> _Short problem_:
List each line of the data in which the string "Fill" appears.

[Entries taken from a collection]
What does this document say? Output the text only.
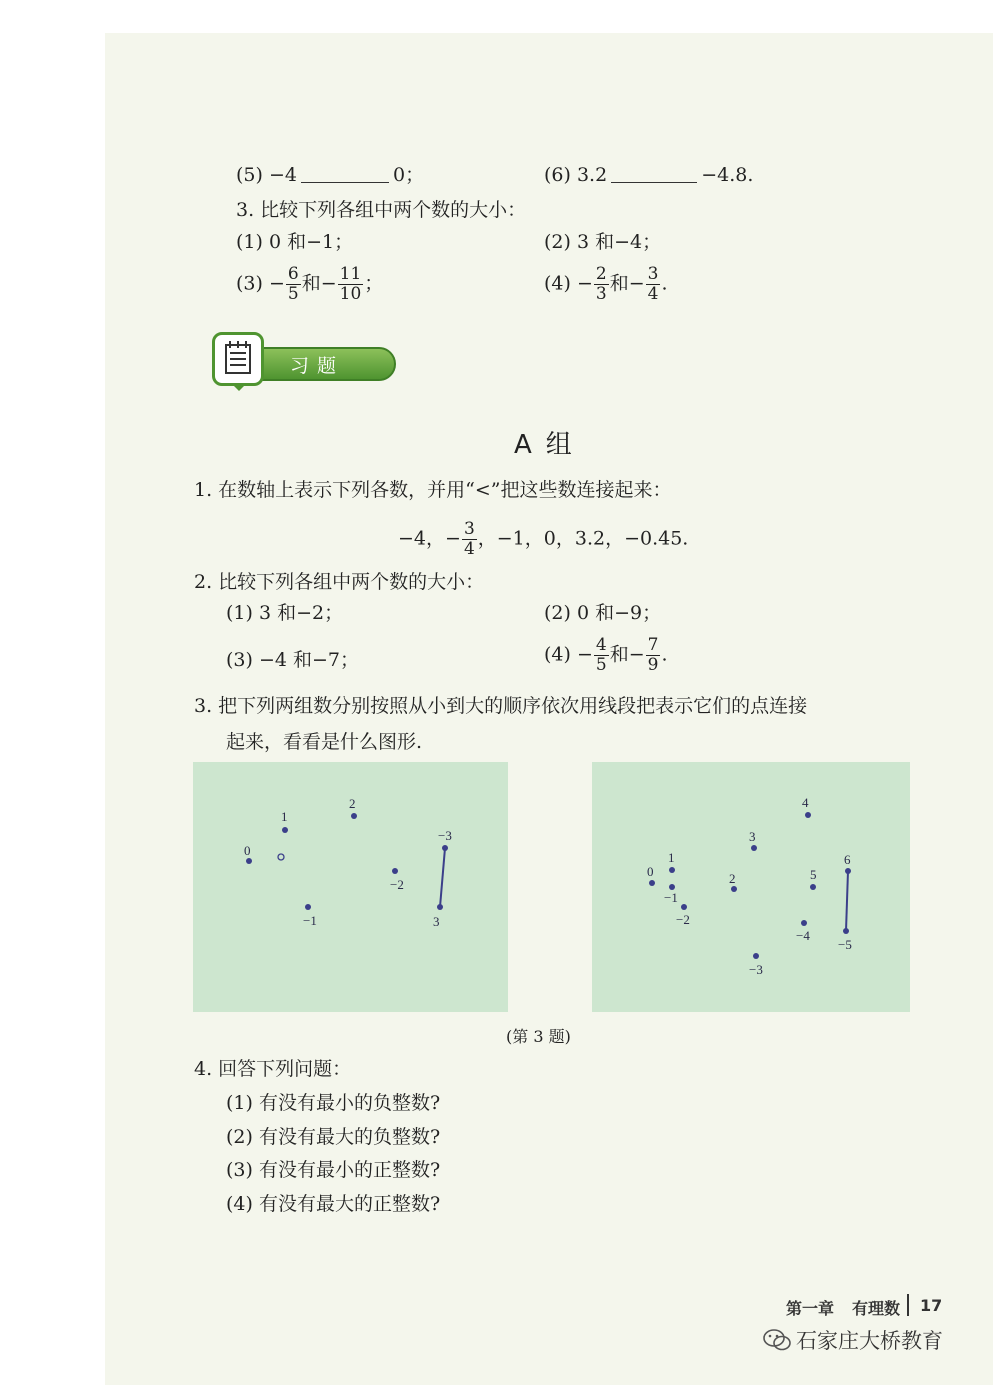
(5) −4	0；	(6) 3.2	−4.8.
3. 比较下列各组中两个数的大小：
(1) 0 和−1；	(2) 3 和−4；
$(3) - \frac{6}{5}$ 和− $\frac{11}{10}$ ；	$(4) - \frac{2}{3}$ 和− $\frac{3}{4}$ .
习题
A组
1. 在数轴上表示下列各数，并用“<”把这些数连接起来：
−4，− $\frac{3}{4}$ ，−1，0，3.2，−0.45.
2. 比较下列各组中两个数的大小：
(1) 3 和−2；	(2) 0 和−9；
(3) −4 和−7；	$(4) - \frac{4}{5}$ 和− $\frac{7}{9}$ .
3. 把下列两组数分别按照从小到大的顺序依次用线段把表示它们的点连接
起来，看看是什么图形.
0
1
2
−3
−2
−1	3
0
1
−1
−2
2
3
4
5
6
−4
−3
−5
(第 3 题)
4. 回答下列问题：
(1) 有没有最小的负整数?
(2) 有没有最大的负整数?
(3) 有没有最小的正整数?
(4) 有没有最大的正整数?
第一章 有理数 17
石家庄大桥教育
...
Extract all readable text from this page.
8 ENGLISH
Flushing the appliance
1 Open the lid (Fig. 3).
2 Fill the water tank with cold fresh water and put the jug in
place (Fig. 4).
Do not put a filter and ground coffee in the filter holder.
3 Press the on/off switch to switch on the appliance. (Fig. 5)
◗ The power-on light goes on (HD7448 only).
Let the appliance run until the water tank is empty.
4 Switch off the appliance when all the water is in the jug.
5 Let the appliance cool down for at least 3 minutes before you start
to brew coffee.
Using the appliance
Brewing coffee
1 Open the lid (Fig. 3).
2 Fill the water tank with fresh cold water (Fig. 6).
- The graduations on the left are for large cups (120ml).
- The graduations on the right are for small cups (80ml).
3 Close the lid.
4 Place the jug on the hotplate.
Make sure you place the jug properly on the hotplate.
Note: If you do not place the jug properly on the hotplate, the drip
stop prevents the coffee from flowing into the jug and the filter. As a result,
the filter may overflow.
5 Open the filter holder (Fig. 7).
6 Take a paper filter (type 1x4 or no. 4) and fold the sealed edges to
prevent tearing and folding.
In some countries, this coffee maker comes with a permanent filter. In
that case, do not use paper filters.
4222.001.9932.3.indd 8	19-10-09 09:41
* * *
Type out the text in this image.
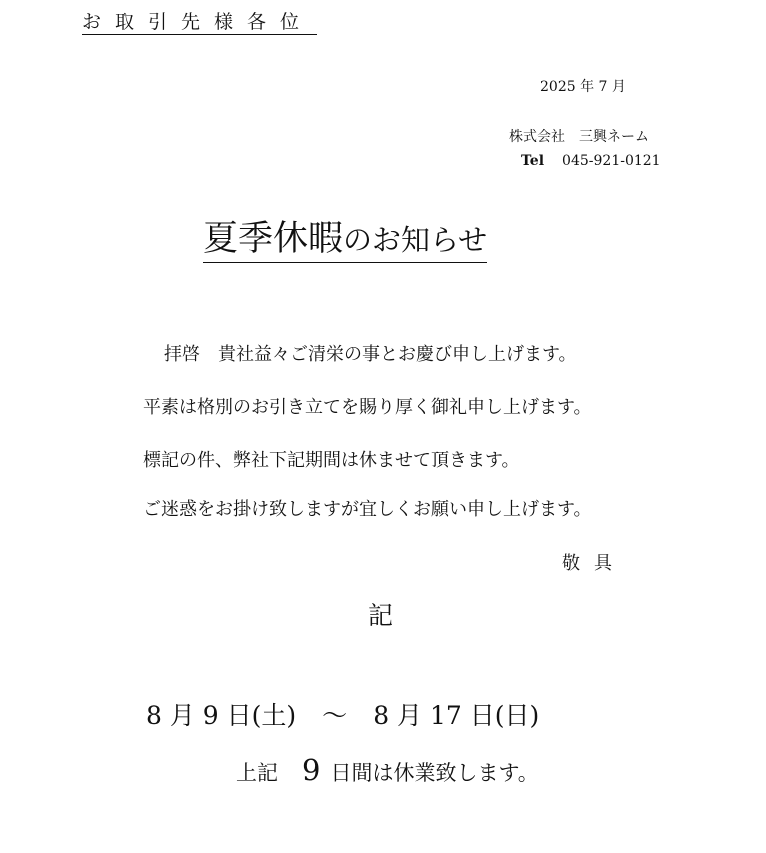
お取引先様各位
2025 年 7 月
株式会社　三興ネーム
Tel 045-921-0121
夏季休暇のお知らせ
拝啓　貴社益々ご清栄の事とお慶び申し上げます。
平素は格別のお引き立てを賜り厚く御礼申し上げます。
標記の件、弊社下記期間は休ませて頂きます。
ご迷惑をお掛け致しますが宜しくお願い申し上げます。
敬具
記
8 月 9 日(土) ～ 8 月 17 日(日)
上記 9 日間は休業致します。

> _The reply_:
2 Fill the water tank with cold fresh water and put the jug in
2 Fill the water tank with fresh cold water (Fig. 6).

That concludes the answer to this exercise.